▸ **EXERCISE GOAL**
Spot every line with the word "description" and return it.

▸ **Stored data entries**
--- Begin ---

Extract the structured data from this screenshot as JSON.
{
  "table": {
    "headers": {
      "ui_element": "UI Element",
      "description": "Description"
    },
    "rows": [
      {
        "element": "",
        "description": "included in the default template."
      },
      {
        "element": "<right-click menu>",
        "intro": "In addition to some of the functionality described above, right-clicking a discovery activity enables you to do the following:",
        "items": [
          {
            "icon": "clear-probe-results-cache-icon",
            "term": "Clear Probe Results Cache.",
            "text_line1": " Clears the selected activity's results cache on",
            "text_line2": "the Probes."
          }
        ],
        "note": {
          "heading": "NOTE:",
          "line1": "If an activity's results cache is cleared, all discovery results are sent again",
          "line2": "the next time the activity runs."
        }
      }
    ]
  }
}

--- End ---

▸ **EXERCISE ANSWER**
      "description": "Description"
        "description": "included in the default template."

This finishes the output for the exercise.